_WHAT IS REQUIRED_
Set down all of the data exactly as it appears.

_DATASET RECORDS_
────────────────────
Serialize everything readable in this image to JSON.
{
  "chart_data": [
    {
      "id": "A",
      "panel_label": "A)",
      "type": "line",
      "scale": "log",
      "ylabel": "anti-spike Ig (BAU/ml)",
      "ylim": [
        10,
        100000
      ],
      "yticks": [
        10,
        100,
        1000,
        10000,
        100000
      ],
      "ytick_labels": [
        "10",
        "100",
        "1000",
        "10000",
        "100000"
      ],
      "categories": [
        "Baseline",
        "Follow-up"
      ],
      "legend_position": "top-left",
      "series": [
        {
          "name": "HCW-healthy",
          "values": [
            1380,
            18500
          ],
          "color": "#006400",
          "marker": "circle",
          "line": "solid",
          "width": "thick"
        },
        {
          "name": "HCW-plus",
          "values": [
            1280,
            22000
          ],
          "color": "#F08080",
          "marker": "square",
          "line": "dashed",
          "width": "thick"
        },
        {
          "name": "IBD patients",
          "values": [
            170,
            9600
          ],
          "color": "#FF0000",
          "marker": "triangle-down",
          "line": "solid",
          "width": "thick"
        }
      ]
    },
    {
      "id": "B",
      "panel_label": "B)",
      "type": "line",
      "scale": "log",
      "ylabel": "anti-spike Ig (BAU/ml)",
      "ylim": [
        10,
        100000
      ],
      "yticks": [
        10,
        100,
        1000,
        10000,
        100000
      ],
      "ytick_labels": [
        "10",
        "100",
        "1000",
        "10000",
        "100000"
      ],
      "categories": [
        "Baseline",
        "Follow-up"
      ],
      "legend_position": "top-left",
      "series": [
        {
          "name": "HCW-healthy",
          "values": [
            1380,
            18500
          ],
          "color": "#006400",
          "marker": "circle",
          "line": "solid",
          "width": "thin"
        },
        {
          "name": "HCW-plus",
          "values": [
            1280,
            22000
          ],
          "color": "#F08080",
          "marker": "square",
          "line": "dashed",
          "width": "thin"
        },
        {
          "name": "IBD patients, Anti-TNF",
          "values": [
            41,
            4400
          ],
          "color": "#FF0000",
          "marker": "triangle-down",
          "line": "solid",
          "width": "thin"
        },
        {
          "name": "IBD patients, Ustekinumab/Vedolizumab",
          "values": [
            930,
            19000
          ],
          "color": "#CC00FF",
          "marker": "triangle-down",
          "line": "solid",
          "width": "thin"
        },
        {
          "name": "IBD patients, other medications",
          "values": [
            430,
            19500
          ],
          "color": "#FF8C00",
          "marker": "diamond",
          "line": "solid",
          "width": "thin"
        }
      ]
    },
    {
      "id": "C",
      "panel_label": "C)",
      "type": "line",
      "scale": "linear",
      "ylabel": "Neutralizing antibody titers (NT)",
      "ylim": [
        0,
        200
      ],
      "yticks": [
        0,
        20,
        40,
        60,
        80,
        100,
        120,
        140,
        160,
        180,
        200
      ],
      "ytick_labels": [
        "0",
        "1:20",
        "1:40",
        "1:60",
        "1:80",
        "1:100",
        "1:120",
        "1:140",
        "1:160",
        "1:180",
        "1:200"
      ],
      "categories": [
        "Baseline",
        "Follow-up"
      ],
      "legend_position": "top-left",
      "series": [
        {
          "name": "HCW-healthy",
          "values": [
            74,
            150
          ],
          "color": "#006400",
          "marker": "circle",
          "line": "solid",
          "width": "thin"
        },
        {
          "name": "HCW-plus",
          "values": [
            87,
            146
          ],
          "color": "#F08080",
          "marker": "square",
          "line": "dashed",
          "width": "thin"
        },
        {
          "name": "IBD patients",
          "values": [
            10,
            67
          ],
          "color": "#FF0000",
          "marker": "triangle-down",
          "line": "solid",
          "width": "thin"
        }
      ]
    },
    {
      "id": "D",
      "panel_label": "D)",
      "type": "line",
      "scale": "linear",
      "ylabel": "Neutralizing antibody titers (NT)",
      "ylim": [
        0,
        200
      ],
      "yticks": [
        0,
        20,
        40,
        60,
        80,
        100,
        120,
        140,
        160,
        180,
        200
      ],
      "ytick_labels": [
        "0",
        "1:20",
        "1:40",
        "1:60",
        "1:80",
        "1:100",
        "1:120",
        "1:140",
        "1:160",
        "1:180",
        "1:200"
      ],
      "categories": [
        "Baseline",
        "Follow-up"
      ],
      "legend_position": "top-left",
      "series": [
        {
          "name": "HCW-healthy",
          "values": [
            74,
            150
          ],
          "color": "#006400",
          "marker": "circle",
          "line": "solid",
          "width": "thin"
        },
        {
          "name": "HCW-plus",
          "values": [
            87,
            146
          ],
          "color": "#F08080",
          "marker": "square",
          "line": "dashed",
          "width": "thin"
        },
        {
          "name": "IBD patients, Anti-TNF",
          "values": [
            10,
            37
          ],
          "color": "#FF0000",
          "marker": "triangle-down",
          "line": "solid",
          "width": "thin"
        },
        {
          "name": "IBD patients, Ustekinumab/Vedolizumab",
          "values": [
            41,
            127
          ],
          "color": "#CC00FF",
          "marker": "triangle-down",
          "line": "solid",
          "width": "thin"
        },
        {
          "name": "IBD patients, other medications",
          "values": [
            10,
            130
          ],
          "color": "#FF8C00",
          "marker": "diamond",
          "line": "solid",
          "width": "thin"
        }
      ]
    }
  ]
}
────────────────────
_RESULT_
Serialize everything readable in this image to JSON.
{
  "chart_data": [
    {
      "id": "A",
      "panel_label": "A)",
      "type": "line",
      "scale": "log",
      "ylabel": "anti-spike Ig (BAU/ml)",
      "ylim": [
        10,
        100000
      ],
      "yticks": [
        10,
        100,
        1000,
        10000,
        100000
      ],
      "ytick_labels": [
        "10",
        "100",
        "1000",
        "10000",
        "100000"
      ],
      "categories": [
        "Baseline",
        "Follow-up"
      ],
      "legend_position": "top-left",
      "series": [
        {
          "name": "HCW-healthy",
          "values": [
            1380,
            18500
          ],
          "color": "#006400",
          "marker": "circle",
          "line": "solid",
          "width": "thick"
        },
        {
          "name": "HCW-plus",
          "values": [
            1280,
            22000
          ],
          "color": "#F08080",
          "marker": "square",
          "line": "dashed",
          "width": "thick"
        },
        {
          "name": "IBD patients",
          "values": [
            170,
            9600
          ],
          "color": "#FF0000",
          "marker": "triangle-down",
          "line": "solid",
          "width": "thick"
        }
      ]
    },
    {
      "id": "B",
      "panel_label": "B)",
      "type": "line",
      "scale": "log",
      "ylabel": "anti-spike Ig (BAU/ml)",
      "ylim": [
        10,
        100000
      ],
      "yticks": [
        10,
        100,
        1000,
        10000,
        100000
      ],
      "ytick_labels": [
        "10",
        "100",
        "1000",
        "10000",
        "100000"
      ],
      "categories": [
        "Baseline",
        "Follow-up"
      ],
      "legend_position": "top-left",
      "series": [
        {
          "name": "HCW-healthy",
          "values": [
            1380,
            18500
          ],
          "color": "#006400",
          "marker": "circle",
          "line": "solid",
          "width": "thin"
        },
        {
          "name": "HCW-plus",
          "values": [
            1280,
            22000
          ],
          "color": "#F08080",
          "marker": "square",
          "line": "dashed",
          "width": "thin"
        },
        {
          "name": "IBD patients, Anti-TNF",
          "values": [
            41,
            4400
          ],
          "color": "#FF0000",
          "marker": "triangle-down",
          "line": "solid",
          "width": "thin"
        },
        {
          "name": "IBD patients, Ustekinumab/Vedolizumab",
          "values": [
            930,
            19000
          ],
          "color": "#CC00FF",
          "marker": "triangle-down",
          "line": "solid",
          "width": "thin"
        },
        {
          "name": "IBD patients, other medications",
          "values": [
            430,
            19500
          ],
          "color": "#FF8C00",
          "marker": "diamond",
          "line": "solid",
          "width": "thin"
        }
      ]
    },
    {
      "id": "C",
      "panel_label": "C)",
      "type": "line",
      "scale": "linear",
      "ylabel": "Neutralizing antibody titers (NT)",
      "ylim": [
        0,
        200
      ],
      "yticks": [
        0,
        20,
        40,
        60,
        80,
        100,
        120,
        140,
        160,
        180,
        200
      ],
      "ytick_labels": [
        "0",
        "1:20",
        "1:40",
        "1:60",
        "1:80",
        "1:100",
        "1:120",
        "1:140",
        "1:160",
        "1:180",
        "1:200"
      ],
      "categories": [
        "Baseline",
        "Follow-up"
      ],
      "legend_position": "top-left",
      "series": [
        {
          "name": "HCW-healthy",
          "values": [
            74,
            150
          ],
          "color": "#006400",
          "marker": "circle",
          "line": "solid",
          "width": "thin"
        },
        {
          "name": "HCW-plus",
          "values": [
            87,
            146
          ],
          "color": "#F08080",
          "marker": "square",
          "line": "dashed",
          "width": "thin"
        },
        {
          "name": "IBD patients",
          "values": [
            10,
            67
          ],
          "color": "#FF0000",
          "marker": "triangle-down",
          "line": "solid",
          "width": "thin"
        }
      ]
    },
    {
      "id": "D",
      "panel_label": "D)",
      "type": "line",
      "scale": "linear",
      "ylabel": "Neutralizing antibody titers (NT)",
      "ylim": [
        0,
        200
      ],
      "yticks": [
        0,
        20,
        40,
        60,
        80,
        100,
        120,
        140,
        160,
        180,
        200
      ],
      "ytick_labels": [
        "0",
        "1:20",
        "1:40",
        "1:60",
        "1:80",
        "1:100",
        "1:120",
        "1:140",
        "1:160",
        "1:180",
        "1:200"
      ],
      "categories": [
        "Baseline",
        "Follow-up"
      ],
      "legend_position": "top-left",
      "series": [
        {
          "name": "HCW-healthy",
          "values": [
            74,
            150
          ],
          "color": "#006400",
          "marker": "circle",
          "line": "solid",
          "width": "thin"
        },
        {
          "name": "HCW-plus",
          "values": [
            87,
            146
          ],
          "color": "#F08080",
          "marker": "square",
          "line": "dashed",
          "width": "thin"
        },
        {
          "name": "IBD patients, Anti-TNF",
          "values": [
            10,
            37
          ],
          "color": "#FF0000",
          "marker": "triangle-down",
          "line": "solid",
          "width": "thin"
        },
        {
          "name": "IBD patients, Ustekinumab/Vedolizumab",
          "values": [
            41,
            127
          ],
          "color": "#CC00FF",
          "marker": "triangle-down",
          "line": "solid",
          "width": "thin"
        },
        {
          "name": "IBD patients, other medications",
          "values": [
            10,
            130
          ],
          "color": "#FF8C00",
          "marker": "diamond",
          "line": "solid",
          "width": "thin"
        }
      ]
    }
  ]
}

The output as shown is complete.